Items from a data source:

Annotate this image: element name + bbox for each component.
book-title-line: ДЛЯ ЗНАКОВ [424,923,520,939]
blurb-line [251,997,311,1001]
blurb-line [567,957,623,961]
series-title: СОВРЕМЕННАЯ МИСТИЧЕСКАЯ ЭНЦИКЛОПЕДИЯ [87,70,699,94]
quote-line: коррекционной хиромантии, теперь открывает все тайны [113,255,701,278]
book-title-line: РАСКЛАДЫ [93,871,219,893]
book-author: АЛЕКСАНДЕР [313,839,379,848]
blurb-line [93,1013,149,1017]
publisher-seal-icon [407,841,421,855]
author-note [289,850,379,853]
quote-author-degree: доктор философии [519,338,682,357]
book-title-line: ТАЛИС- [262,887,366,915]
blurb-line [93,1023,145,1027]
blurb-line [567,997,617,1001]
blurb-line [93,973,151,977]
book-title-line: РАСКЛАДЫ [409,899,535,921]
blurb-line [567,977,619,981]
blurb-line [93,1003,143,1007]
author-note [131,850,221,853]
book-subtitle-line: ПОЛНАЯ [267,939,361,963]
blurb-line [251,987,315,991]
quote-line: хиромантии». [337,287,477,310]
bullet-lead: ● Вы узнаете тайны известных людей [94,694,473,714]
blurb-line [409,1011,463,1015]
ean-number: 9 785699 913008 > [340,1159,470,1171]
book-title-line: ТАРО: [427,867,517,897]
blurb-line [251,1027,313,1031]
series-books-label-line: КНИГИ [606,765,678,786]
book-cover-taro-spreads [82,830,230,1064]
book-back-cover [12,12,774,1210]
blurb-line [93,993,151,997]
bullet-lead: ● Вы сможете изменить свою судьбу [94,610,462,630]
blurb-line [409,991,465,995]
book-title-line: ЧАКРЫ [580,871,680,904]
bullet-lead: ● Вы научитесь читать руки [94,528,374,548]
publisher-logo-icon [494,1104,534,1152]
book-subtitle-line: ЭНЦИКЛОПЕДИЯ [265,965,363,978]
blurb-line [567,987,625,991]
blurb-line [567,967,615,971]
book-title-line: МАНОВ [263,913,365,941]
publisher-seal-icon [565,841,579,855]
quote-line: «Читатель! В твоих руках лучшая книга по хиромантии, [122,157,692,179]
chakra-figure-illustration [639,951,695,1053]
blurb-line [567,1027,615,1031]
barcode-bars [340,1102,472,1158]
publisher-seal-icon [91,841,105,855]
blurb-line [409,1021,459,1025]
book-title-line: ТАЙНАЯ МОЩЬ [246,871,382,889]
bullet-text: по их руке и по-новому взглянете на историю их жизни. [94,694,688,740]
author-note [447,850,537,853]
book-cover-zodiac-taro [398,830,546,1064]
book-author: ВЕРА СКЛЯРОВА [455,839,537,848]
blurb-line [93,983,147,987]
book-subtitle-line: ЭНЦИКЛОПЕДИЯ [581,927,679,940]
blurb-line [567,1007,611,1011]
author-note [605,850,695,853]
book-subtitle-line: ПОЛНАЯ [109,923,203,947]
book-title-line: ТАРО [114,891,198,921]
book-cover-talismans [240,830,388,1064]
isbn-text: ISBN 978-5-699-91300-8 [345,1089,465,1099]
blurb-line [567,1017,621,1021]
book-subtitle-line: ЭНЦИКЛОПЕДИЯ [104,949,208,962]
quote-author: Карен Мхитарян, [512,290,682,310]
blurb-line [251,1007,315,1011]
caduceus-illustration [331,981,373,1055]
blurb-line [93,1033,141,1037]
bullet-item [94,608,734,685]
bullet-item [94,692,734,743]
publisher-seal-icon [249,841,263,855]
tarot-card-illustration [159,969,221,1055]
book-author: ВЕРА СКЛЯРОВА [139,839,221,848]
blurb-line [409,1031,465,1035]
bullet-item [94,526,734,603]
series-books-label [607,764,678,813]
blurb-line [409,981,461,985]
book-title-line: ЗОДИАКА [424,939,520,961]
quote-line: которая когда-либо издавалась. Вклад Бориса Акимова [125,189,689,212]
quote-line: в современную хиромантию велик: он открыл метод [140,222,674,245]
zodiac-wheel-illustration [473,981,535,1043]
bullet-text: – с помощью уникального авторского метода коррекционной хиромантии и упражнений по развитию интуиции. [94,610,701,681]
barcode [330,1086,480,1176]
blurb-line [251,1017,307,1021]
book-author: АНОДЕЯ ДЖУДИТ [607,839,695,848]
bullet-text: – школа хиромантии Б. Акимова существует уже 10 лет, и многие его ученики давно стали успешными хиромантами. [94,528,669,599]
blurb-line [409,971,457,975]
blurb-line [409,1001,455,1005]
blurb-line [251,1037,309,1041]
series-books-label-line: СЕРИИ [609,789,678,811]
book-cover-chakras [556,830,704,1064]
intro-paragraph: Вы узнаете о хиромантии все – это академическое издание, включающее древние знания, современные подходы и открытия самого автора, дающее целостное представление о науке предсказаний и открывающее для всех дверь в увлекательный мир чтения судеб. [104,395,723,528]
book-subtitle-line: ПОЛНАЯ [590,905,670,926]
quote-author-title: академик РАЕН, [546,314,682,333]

• _TASK PROMPT_: Reproduce the records word for word, beginning with the very first line and continuing through the line that contains "publisher-seal-icon [407,841,421,855]", with both of those lines included.

• _FULL ANSWER_:
Annotate this image: element name + bbox for each component.
book-title-line: ДЛЯ ЗНАКОВ [424,923,520,939]
blurb-line [251,997,311,1001]
blurb-line [567,957,623,961]
series-title: СОВРЕМЕННАЯ МИСТИЧЕСКАЯ ЭНЦИКЛОПЕДИЯ [87,70,699,94]
quote-line: коррекционной хиромантии, теперь открывает все тайны [113,255,701,278]
book-title-line: РАСКЛАДЫ [93,871,219,893]
book-author: АЛЕКСАНДЕР [313,839,379,848]
blurb-line [93,1013,149,1017]
publisher-seal-icon [407,841,421,855]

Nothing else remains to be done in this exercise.